(Collected data entries)
..............................

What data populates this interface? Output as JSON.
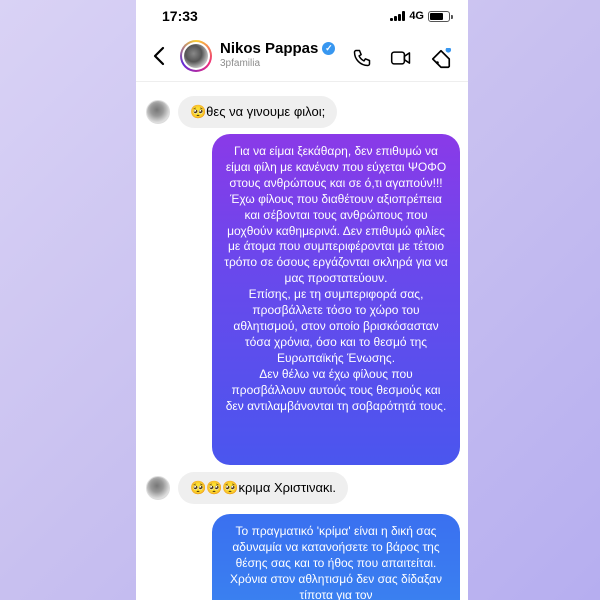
{
  "status": {
    "time": "17:33",
    "network": "4G"
  },
  "contact": {
    "name": "Nikos Pappas",
    "username": "3pfamilia"
  },
  "messages": {
    "incoming_1": "🥺θες να γινουμε φιλοι;",
    "outgoing_1": [
      "Για να είμαι ξεκάθαρη, δεν επιθυμώ να είμαι φίλη με κανέναν που εύχεται ΨΟΦΟ στους ανθρώπους και σε ό,τι αγαπούν!!!Έχω φίλους που διαθέτουν αξιοπρέπεια και σέβονται τους ανθρώπους που μοχθούν καθημερινά. Δεν επιθυμώ φιλίες με άτομα που συμπεριφέρονται με τέτοιο τρόπο σε όσους εργάζονται σκληρά για να μας προστατεύουν.",
      "Επίσης, με τη συμπεριφορά σας, προσβάλλετε τόσο το χώρο του αθλητισμού, στον οποίο βρισκόσασταν τόσα χρόνια, όσο και το θεσμό της Ευρωπαϊκής Ένωσης.",
      "Δεν θέλω να έχω φίλους που προσβάλλουν αυτούς τους θεσμούς και δεν αντιλαμβάνονται τη σοβαρότητά τους."
    ],
    "incoming_2": "🥺🥺🥺κριμα Χριστινακι.",
    "outgoing_2": "Το πραγματικό 'κρίμα' είναι η δική σας αδυναμία να κατανοήσετε το βάρος της θέσης σας και το ήθος που απαιτείται. Χρόνια στον αθλητισμό δεν σας δίδαξαν τίποτα για τον"
  },
  "colors": {
    "outgoing_gradient_top": "#8a3ae8",
    "outgoing_gradient_bottom": "#4a56ee",
    "verified": "#3897f0",
    "incoming_bubble": "#efefef"
  },
  "icons": [
    "back-arrow-icon",
    "verified-badge-icon",
    "phone-icon",
    "video-icon",
    "tag-icon"
  ]
}
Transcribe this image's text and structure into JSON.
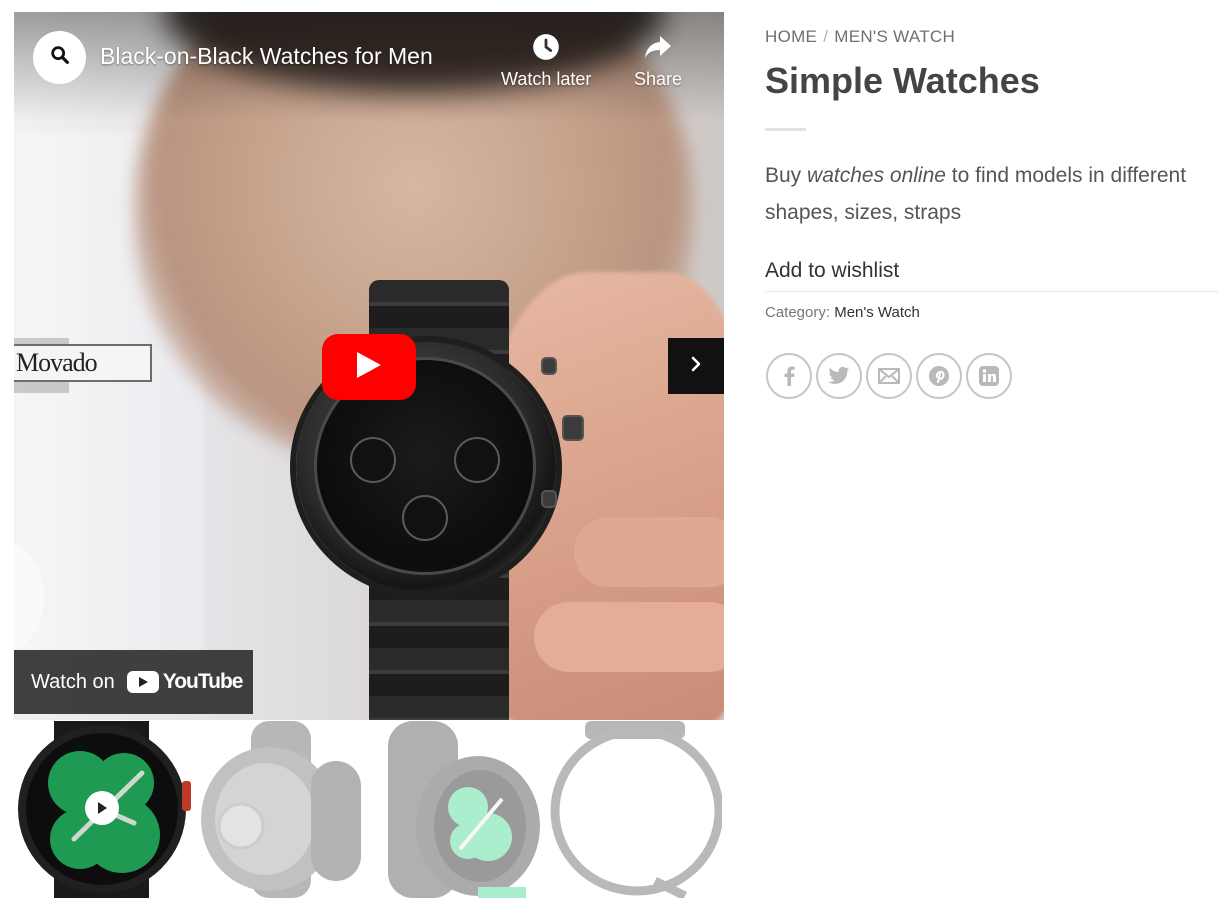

..............................

Transcribe each entry above exactly, apart from the pictures.

What data populates this interface? Output as JSON.
{
  "status": {
    "time": "17:33",
    "network": "4G"
  },
  "contact": {
    "name": "Nikos Pappas",
    "username": "3pfamilia"
  },
  "messages": {
    "incoming_1": "🥺θες να γινουμε φιλοι;",
    "outgoing_1": [
      "Για να είμαι ξεκάθαρη, δεν επιθυμώ να είμαι φίλη με κανέναν που εύχεται ΨΟΦΟ στους ανθρώπους και σε ό,τι αγαπούν!!!Έχω φίλους που διαθέτουν αξιοπρέπεια και σέβονται τους ανθρώπους που μοχθούν καθημερινά. Δεν επιθυμώ φιλίες με άτομα που συμπεριφέρονται με τέτοιο τρόπο σε όσους εργάζονται σκληρά για να μας προστατεύουν.",
      "Επίσης, με τη συμπεριφορά σας, προσβάλλετε τόσο το χώρο του αθλητισμού, στον οποίο βρισκόσασταν τόσα χρόνια, όσο και το θεσμό της Ευρωπαϊκής Ένωσης.",
      "Δεν θέλω να έχω φίλους που προσβάλλουν αυτούς τους θεσμούς και δεν αντιλαμβάνονται τη σοβαρότητά τους."
    ],
    "incoming_2": "🥺🥺🥺κριμα Χριστινακι.",
    "outgoing_2": "Το πραγματικό 'κρίμα' είναι η δική σας αδυναμία να κατανοήσετε το βάρος της θέσης σας και το ήθος που απαιτείται. Χρόνια στον αθλητισμό δεν σας δίδαξαν τίποτα για τον"
  },
  "colors": {
    "outgoing_gradient_top": "#8a3ae8",
    "outgoing_gradient_bottom": "#4a56ee",
    "verified": "#3897f0",
    "incoming_bubble": "#efefef"
  },
  "icons": [
    "back-arrow-icon",
    "verified-badge-icon",
    "phone-icon",
    "video-icon",
    "tag-icon"
  ]
}
Transcribe this image's text and structure into JSON.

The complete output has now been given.